PROBLEM STATEMENT => Extract every line of the data below verbatim, preserving the original order.

GIVEN DATA =>
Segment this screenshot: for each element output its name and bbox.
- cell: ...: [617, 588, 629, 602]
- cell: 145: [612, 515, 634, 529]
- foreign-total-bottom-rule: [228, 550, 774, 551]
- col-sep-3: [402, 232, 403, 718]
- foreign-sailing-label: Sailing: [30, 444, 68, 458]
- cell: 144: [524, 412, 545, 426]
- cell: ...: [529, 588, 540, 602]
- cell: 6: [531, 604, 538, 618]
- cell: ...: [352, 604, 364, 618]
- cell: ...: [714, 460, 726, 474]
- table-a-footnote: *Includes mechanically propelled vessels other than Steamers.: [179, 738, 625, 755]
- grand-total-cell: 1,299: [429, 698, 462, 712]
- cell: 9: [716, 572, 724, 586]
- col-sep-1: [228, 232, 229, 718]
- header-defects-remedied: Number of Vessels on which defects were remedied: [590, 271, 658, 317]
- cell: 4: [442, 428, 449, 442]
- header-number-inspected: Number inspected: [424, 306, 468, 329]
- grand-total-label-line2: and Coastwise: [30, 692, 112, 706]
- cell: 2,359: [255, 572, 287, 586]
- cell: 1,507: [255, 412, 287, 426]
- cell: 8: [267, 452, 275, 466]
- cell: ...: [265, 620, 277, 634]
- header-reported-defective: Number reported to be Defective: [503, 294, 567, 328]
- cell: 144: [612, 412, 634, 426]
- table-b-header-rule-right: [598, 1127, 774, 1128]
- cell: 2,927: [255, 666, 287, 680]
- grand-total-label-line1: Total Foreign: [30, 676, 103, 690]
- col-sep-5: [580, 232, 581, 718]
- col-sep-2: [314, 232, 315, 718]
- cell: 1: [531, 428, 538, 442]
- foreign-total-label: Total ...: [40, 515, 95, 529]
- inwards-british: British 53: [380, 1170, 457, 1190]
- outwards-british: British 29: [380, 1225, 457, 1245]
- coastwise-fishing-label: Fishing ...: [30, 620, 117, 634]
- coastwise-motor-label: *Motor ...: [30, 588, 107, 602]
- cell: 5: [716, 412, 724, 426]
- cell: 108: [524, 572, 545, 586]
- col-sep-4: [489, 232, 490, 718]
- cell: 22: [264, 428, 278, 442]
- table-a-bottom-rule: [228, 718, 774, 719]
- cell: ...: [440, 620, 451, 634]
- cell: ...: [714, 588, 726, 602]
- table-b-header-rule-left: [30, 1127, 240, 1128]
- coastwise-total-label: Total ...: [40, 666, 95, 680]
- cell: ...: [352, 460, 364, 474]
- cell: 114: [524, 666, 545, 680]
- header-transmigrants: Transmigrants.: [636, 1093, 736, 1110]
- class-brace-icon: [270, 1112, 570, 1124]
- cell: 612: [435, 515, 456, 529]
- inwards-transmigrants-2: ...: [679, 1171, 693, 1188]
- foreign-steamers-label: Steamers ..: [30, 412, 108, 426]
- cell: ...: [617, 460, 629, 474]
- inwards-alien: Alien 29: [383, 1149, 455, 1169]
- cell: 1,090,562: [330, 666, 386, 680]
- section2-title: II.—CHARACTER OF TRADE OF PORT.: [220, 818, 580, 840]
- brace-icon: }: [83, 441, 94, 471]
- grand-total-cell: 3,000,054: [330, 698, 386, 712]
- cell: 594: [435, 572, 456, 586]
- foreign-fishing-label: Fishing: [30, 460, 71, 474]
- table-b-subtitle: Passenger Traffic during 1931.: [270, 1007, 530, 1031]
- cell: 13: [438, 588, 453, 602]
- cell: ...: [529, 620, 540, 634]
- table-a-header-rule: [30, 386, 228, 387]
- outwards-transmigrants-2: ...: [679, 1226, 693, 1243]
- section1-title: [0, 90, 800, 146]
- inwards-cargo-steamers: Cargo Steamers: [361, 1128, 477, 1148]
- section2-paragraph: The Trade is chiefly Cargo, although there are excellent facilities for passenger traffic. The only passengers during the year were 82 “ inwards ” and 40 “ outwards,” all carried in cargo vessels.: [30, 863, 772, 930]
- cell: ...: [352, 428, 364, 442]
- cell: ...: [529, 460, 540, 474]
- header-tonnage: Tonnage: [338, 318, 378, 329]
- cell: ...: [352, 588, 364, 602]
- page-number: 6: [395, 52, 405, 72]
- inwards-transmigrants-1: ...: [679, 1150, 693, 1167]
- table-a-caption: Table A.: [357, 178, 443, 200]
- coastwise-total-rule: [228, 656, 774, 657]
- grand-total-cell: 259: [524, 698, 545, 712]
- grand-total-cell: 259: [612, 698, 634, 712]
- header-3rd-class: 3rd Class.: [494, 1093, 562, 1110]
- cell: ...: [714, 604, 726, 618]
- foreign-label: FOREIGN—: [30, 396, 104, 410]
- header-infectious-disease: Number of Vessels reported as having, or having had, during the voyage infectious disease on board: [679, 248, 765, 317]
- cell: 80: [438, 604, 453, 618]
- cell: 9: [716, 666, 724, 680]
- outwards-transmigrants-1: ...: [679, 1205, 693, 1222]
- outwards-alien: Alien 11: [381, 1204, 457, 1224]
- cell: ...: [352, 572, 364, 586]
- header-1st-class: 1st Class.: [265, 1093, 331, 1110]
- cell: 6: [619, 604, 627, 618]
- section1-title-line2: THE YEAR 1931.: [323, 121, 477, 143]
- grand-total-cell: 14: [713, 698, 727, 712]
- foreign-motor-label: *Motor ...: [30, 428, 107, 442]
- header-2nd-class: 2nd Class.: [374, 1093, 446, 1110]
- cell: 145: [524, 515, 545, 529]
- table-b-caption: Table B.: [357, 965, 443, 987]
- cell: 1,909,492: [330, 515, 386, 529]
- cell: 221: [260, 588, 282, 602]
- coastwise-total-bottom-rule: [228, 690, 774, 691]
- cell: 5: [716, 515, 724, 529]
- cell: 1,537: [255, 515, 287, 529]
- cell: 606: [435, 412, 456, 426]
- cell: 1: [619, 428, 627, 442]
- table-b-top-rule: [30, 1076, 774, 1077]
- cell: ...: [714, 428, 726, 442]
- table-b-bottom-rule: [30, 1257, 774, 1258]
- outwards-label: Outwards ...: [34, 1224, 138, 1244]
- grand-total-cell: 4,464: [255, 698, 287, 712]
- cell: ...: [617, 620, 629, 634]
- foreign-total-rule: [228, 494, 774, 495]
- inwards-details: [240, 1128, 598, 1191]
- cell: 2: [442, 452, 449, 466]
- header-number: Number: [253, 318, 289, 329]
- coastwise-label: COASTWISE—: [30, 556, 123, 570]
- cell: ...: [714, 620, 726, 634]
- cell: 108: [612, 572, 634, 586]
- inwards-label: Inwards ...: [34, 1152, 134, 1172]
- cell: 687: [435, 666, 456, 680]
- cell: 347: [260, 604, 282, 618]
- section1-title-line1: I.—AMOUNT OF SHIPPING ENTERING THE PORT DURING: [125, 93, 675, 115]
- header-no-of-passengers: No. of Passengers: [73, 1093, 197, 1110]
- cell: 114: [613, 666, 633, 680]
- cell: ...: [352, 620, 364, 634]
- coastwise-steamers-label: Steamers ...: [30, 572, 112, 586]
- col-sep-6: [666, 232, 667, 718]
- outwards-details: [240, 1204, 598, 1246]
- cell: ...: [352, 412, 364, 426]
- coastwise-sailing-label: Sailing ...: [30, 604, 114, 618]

PROBLEM SOLUTION =>
Segment this screenshot: for each element output its name and bbox.
- cell: ...: [617, 588, 629, 602]
- cell: 145: [612, 515, 634, 529]
- foreign-total-bottom-rule: [228, 550, 774, 551]
- col-sep-3: [402, 232, 403, 718]
- foreign-sailing-label: Sailing: [30, 444, 68, 458]
- cell: 144: [524, 412, 545, 426]
- cell: ...: [529, 588, 540, 602]
- cell: 6: [531, 604, 538, 618]
- cell: ...: [352, 604, 364, 618]
- cell: ...: [714, 460, 726, 474]
- table-a-footnote: *Includes mechanically propelled vessels other than Steamers.: [179, 738, 625, 755]
- grand-total-cell: 1,299: [429, 698, 462, 712]
- cell: 9: [716, 572, 724, 586]
- col-sep-1: [228, 232, 229, 718]
- header-defects-remedied: Number of Vessels on which defects were remedied: [590, 271, 658, 317]
- cell: 4: [442, 428, 449, 442]
- header-number-inspected: Number inspected: [424, 306, 468, 329]
- grand-total-label-line2: and Coastwise: [30, 692, 112, 706]
- cell: 2,359: [255, 572, 287, 586]
- cell: 1,507: [255, 412, 287, 426]
- cell: 8: [267, 452, 275, 466]
- cell: ...: [265, 620, 277, 634]
- header-reported-defective: Number reported to be Defective: [503, 294, 567, 328]
- cell: 144: [612, 412, 634, 426]
- table-b-header-rule-right: [598, 1127, 774, 1128]
- cell: 2,927: [255, 666, 287, 680]
- grand-total-label-line1: Total Foreign: [30, 676, 103, 690]
- col-sep-5: [580, 232, 581, 718]
- col-sep-2: [314, 232, 315, 718]
- cell: 1: [531, 428, 538, 442]
- foreign-total-label: Total ...: [40, 515, 95, 529]
- inwards-british: British 53: [380, 1170, 457, 1190]
- outwards-british: British 29: [380, 1225, 457, 1245]
- coastwise-fishing-label: Fishing ...: [30, 620, 117, 634]
- coastwise-motor-label: *Motor ...: [30, 588, 107, 602]
- cell: 5: [716, 412, 724, 426]
- cell: 108: [524, 572, 545, 586]
- col-sep-4: [489, 232, 490, 718]
- cell: 22: [264, 428, 278, 442]
- table-a-bottom-rule: [228, 718, 774, 719]
- cell: ...: [440, 620, 451, 634]
- cell: ...: [714, 588, 726, 602]
- table-b-header-rule-left: [30, 1127, 240, 1128]
- coastwise-total-label: Total ...: [40, 666, 95, 680]
- cell: ...: [352, 460, 364, 474]
- cell: 114: [524, 666, 545, 680]
- header-transmigrants: Transmigrants.: [636, 1093, 736, 1110]
- class-brace-icon: [270, 1112, 570, 1124]
- cell: 612: [435, 515, 456, 529]
- inwards-transmigrants-2: ...: [679, 1171, 693, 1188]
- foreign-steamers-label: Steamers ..: [30, 412, 108, 426]
- cell: ...: [617, 460, 629, 474]
- inwards-alien: Alien 29: [383, 1149, 455, 1169]
- cell: 1,090,562: [330, 666, 386, 680]
- section2-title: II.—CHARACTER OF TRADE OF PORT.: [220, 818, 580, 840]
- brace-icon: }: [83, 441, 94, 471]
- grand-total-cell: 3,000,054: [330, 698, 386, 712]
- cell: 594: [435, 572, 456, 586]
- foreign-fishing-label: Fishing: [30, 460, 71, 474]
- table-b-subtitle: Passenger Traffic during 1931.: [270, 1007, 530, 1031]
- cell: 13: [438, 588, 453, 602]
- cell: ...: [529, 620, 540, 634]
- table-a-header-rule: [30, 386, 228, 387]
- outwards-transmigrants-2: ...: [679, 1226, 693, 1243]
- section1-title: [0, 90, 800, 146]
- inwards-cargo-steamers: Cargo Steamers: [361, 1128, 477, 1148]
- section2-paragraph: The Trade is chiefly Cargo, although there are excellent facilities for passenger traffic. The only passengers during the year were 82 “ inwards ” and 40 “ outwards,” all carried in cargo vessels.: [30, 863, 772, 930]
- cell: ...: [352, 428, 364, 442]
- cell: ...: [529, 460, 540, 474]
- header-tonnage: Tonnage: [338, 318, 378, 329]
- cell: ...: [352, 588, 364, 602]
- page-number: 6: [395, 52, 405, 72]
- inwards-transmigrants-1: ...: [679, 1150, 693, 1167]
- table-a-caption: Table A.: [357, 178, 443, 200]
- coastwise-total-rule: [228, 656, 774, 657]
- grand-total-cell: 259: [524, 698, 545, 712]
- grand-total-cell: 259: [612, 698, 634, 712]
- header-3rd-class: 3rd Class.: [494, 1093, 562, 1110]
- cell: ...: [714, 604, 726, 618]
- foreign-label: FOREIGN—: [30, 396, 104, 410]
- header-infectious-disease: Number of Vessels reported as having, or having had, during the voyage infectious disease on board: [679, 248, 765, 317]
- cell: 80: [438, 604, 453, 618]
- cell: 9: [716, 666, 724, 680]
- outwards-transmigrants-1: ...: [679, 1205, 693, 1222]
- outwards-alien: Alien 11: [381, 1204, 457, 1224]
- cell: ...: [352, 572, 364, 586]
- header-1st-class: 1st Class.: [265, 1093, 331, 1110]
- cell: 6: [619, 604, 627, 618]
- section1-title-line2: THE YEAR 1931.: [323, 121, 477, 143]
- grand-total-cell: 14: [713, 698, 727, 712]
- foreign-motor-label: *Motor ...: [30, 428, 107, 442]
- header-2nd-class: 2nd Class.: [374, 1093, 446, 1110]
- cell: 145: [524, 515, 545, 529]
- table-b-caption: Table B.: [357, 965, 443, 987]
- cell: 1,909,492: [330, 515, 386, 529]
- cell: 221: [260, 588, 282, 602]
- coastwise-total-bottom-rule: [228, 690, 774, 691]
- cell: 5: [716, 515, 724, 529]
- cell: 1,537: [255, 515, 287, 529]
- cell: 606: [435, 412, 456, 426]
- cell: 1: [619, 428, 627, 442]
- table-b-top-rule: [30, 1076, 774, 1077]
- cell: ...: [714, 428, 726, 442]
- table-b-bottom-rule: [30, 1257, 774, 1258]
- outwards-label: Outwards ...: [34, 1224, 138, 1244]
- grand-total-cell: 4,464: [255, 698, 287, 712]
- cell: ...: [617, 620, 629, 634]
- foreign-total-rule: [228, 494, 774, 495]
- inwards-details: [240, 1128, 598, 1191]
- cell: 2: [442, 452, 449, 466]
- header-number: Number: [253, 318, 289, 329]
- coastwise-label: COASTWISE—: [30, 556, 123, 570]
- cell: ...: [714, 620, 726, 634]
- cell: 108: [612, 572, 634, 586]
- inwards-label: Inwards ...: [34, 1152, 134, 1172]
- cell: 687: [435, 666, 456, 680]
- cell: 347: [260, 604, 282, 618]
- section1-title-line1: I.—AMOUNT OF SHIPPING ENTERING THE PORT DURING: [125, 93, 675, 115]
- header-no-of-passengers: No. of Passengers: [73, 1093, 197, 1110]
- cell: 114: [613, 666, 633, 680]
- cell: ...: [352, 620, 364, 634]
- coastwise-steamers-label: Steamers ...: [30, 572, 112, 586]
- col-sep-6: [666, 232, 667, 718]
- outwards-details: [240, 1204, 598, 1246]
- cell: ...: [352, 412, 364, 426]
- coastwise-sailing-label: Sailing ...: [30, 604, 114, 618]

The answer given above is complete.